::: Dataset excerpts

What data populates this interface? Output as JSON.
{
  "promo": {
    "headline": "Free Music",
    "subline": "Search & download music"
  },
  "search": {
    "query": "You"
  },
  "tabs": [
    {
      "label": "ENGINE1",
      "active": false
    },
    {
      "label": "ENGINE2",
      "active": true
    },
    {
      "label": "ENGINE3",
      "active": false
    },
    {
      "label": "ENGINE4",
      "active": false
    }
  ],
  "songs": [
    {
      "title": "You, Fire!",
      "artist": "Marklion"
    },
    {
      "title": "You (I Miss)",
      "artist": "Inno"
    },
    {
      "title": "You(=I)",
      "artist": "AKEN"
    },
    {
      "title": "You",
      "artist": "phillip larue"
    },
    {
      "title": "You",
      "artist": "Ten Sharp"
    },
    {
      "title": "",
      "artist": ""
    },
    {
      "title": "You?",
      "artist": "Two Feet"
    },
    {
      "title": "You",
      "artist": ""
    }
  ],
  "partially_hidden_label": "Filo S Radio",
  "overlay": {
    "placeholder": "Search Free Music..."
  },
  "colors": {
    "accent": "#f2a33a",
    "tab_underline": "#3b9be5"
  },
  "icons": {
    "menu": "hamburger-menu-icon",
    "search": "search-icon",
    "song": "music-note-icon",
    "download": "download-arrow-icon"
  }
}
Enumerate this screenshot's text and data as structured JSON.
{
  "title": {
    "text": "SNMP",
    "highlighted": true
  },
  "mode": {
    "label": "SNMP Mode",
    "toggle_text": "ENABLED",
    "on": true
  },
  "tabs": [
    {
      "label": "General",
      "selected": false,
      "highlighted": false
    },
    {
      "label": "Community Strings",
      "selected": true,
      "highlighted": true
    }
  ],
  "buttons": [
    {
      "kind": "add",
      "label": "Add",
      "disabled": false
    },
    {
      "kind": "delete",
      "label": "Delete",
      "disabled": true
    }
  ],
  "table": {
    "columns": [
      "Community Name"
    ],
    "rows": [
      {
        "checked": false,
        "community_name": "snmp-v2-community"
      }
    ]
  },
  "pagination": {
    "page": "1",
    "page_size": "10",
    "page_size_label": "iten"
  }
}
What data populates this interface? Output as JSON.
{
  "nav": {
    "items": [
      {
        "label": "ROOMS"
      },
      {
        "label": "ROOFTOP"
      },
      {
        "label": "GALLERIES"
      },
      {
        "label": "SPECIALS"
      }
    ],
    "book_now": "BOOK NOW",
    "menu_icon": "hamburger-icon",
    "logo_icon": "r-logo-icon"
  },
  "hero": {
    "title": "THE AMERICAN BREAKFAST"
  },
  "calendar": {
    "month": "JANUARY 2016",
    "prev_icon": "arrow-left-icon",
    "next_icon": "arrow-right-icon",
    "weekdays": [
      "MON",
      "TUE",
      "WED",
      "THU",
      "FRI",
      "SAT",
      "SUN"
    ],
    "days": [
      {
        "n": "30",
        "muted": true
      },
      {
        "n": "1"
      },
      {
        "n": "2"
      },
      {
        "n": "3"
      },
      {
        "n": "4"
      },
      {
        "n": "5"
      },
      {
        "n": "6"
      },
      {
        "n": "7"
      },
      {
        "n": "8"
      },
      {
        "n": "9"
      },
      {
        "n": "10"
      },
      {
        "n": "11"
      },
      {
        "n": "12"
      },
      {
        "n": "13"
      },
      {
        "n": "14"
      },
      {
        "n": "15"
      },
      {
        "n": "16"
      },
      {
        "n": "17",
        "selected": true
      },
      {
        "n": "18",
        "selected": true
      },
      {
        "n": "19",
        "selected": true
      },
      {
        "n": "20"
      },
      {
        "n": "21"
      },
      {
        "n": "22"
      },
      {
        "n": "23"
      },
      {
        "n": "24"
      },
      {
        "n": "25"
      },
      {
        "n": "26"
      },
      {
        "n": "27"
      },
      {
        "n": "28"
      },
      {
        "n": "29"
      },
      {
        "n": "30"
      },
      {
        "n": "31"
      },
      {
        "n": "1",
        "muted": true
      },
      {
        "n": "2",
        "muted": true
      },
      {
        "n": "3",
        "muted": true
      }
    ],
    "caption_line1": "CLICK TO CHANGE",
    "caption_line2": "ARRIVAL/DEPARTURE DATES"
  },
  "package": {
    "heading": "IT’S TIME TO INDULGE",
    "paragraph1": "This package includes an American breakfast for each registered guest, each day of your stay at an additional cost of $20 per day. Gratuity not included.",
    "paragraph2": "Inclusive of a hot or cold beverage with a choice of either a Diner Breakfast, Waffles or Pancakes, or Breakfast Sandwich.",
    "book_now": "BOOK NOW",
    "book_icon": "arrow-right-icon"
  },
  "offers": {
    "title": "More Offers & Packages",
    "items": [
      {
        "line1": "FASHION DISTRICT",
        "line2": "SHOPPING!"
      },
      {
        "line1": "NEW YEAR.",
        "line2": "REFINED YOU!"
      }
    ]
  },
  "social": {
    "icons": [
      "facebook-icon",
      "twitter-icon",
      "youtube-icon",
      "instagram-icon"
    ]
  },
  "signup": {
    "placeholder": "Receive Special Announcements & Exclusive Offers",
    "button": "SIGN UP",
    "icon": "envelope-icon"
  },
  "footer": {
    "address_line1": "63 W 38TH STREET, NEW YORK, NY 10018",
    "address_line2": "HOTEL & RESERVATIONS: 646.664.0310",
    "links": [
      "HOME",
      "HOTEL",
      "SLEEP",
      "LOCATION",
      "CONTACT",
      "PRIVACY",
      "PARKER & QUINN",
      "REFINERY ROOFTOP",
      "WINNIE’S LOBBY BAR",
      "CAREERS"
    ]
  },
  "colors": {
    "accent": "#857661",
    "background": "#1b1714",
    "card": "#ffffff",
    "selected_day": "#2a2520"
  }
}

::::::

The whole listing above needs to be written out again exactly.

What data populates this interface? Output as JSON.
{
  "promo": {
    "headline": "Free Music",
    "subline": "Search & download music"
  },
  "search": {
    "query": "You"
  },
  "tabs": [
    {
      "label": "ENGINE1",
      "active": false
    },
    {
      "label": "ENGINE2",
      "active": true
    },
    {
      "label": "ENGINE3",
      "active": false
    },
    {
      "label": "ENGINE4",
      "active": false
    }
  ],
  "songs": [
    {
      "title": "You, Fire!",
      "artist": "Marklion"
    },
    {
      "title": "You (I Miss)",
      "artist": "Inno"
    },
    {
      "title": "You(=I)",
      "artist": "AKEN"
    },
    {
      "title": "You",
      "artist": "phillip larue"
    },
    {
      "title": "You",
      "artist": "Ten Sharp"
    },
    {
      "title": "",
      "artist": ""
    },
    {
      "title": "You?",
      "artist": "Two Feet"
    },
    {
      "title": "You",
      "artist": ""
    }
  ],
  "partially_hidden_label": "Filo S Radio",
  "overlay": {
    "placeholder": "Search Free Music..."
  },
  "colors": {
    "accent": "#f2a33a",
    "tab_underline": "#3b9be5"
  },
  "icons": {
    "menu": "hamburger-menu-icon",
    "search": "search-icon",
    "song": "music-note-icon",
    "download": "download-arrow-icon"
  }
}
Enumerate this screenshot's text and data as structured JSON.
{
  "title": {
    "text": "SNMP",
    "highlighted": true
  },
  "mode": {
    "label": "SNMP Mode",
    "toggle_text": "ENABLED",
    "on": true
  },
  "tabs": [
    {
      "label": "General",
      "selected": false,
      "highlighted": false
    },
    {
      "label": "Community Strings",
      "selected": true,
      "highlighted": true
    }
  ],
  "buttons": [
    {
      "kind": "add",
      "label": "Add",
      "disabled": false
    },
    {
      "kind": "delete",
      "label": "Delete",
      "disabled": true
    }
  ],
  "table": {
    "columns": [
      "Community Name"
    ],
    "rows": [
      {
        "checked": false,
        "community_name": "snmp-v2-community"
      }
    ]
  },
  "pagination": {
    "page": "1",
    "page_size": "10",
    "page_size_label": "iten"
  }
}
What data populates this interface? Output as JSON.
{
  "nav": {
    "items": [
      {
        "label": "ROOMS"
      },
      {
        "label": "ROOFTOP"
      },
      {
        "label": "GALLERIES"
      },
      {
        "label": "SPECIALS"
      }
    ],
    "book_now": "BOOK NOW",
    "menu_icon": "hamburger-icon",
    "logo_icon": "r-logo-icon"
  },
  "hero": {
    "title": "THE AMERICAN BREAKFAST"
  },
  "calendar": {
    "month": "JANUARY 2016",
    "prev_icon": "arrow-left-icon",
    "next_icon": "arrow-right-icon",
    "weekdays": [
      "MON",
      "TUE",
      "WED",
      "THU",
      "FRI",
      "SAT",
      "SUN"
    ],
    "days": [
      {
        "n": "30",
        "muted": true
      },
      {
        "n": "1"
      },
      {
        "n": "2"
      },
      {
        "n": "3"
      },
      {
        "n": "4"
      },
      {
        "n": "5"
      },
      {
        "n": "6"
      },
      {
        "n": "7"
      },
      {
        "n": "8"
      },
      {
        "n": "9"
      },
      {
        "n": "10"
      },
      {
        "n": "11"
      },
      {
        "n": "12"
      },
      {
        "n": "13"
      },
      {
        "n": "14"
      },
      {
        "n": "15"
      },
      {
        "n": "16"
      },
      {
        "n": "17",
        "selected": true
      },
      {
        "n": "18",
        "selected": true
      },
      {
        "n": "19",
        "selected": true
      },
      {
        "n": "20"
      },
      {
        "n": "21"
      },
      {
        "n": "22"
      },
      {
        "n": "23"
      },
      {
        "n": "24"
      },
      {
        "n": "25"
      },
      {
        "n": "26"
      },
      {
        "n": "27"
      },
      {
        "n": "28"
      },
      {
        "n": "29"
      },
      {
        "n": "30"
      },
      {
        "n": "31"
      },
      {
        "n": "1",
        "muted": true
      },
      {
        "n": "2",
        "muted": true
      },
      {
        "n": "3",
        "muted": true
      }
    ],
    "caption_line1": "CLICK TO CHANGE",
    "caption_line2": "ARRIVAL/DEPARTURE DATES"
  },
  "package": {
    "heading": "IT’S TIME TO INDULGE",
    "paragraph1": "This package includes an American breakfast for each registered guest, each day of your stay at an additional cost of $20 per day. Gratuity not included.",
    "paragraph2": "Inclusive of a hot or cold beverage with a choice of either a Diner Breakfast, Waffles or Pancakes, or Breakfast Sandwich.",
    "book_now": "BOOK NOW",
    "book_icon": "arrow-right-icon"
  },
  "offers": {
    "title": "More Offers & Packages",
    "items": [
      {
        "line1": "FASHION DISTRICT",
        "line2": "SHOPPING!"
      },
      {
        "line1": "NEW YEAR.",
        "line2": "REFINED YOU!"
      }
    ]
  },
  "social": {
    "icons": [
      "facebook-icon",
      "twitter-icon",
      "youtube-icon",
      "instagram-icon"
    ]
  },
  "signup": {
    "placeholder": "Receive Special Announcements & Exclusive Offers",
    "button": "SIGN UP",
    "icon": "envelope-icon"
  },
  "footer": {
    "address_line1": "63 W 38TH STREET, NEW YORK, NY 10018",
    "address_line2": "HOTEL & RESERVATIONS: 646.664.0310",
    "links": [
      "HOME",
      "HOTEL",
      "SLEEP",
      "LOCATION",
      "CONTACT",
      "PRIVACY",
      "PARKER & QUINN",
      "REFINERY ROOFTOP",
      "WINNIE’S LOBBY BAR",
      "CAREERS"
    ]
  },
  "colors": {
    "accent": "#857661",
    "background": "#1b1714",
    "card": "#ffffff",
    "selected_day": "#2a2520"
  }
}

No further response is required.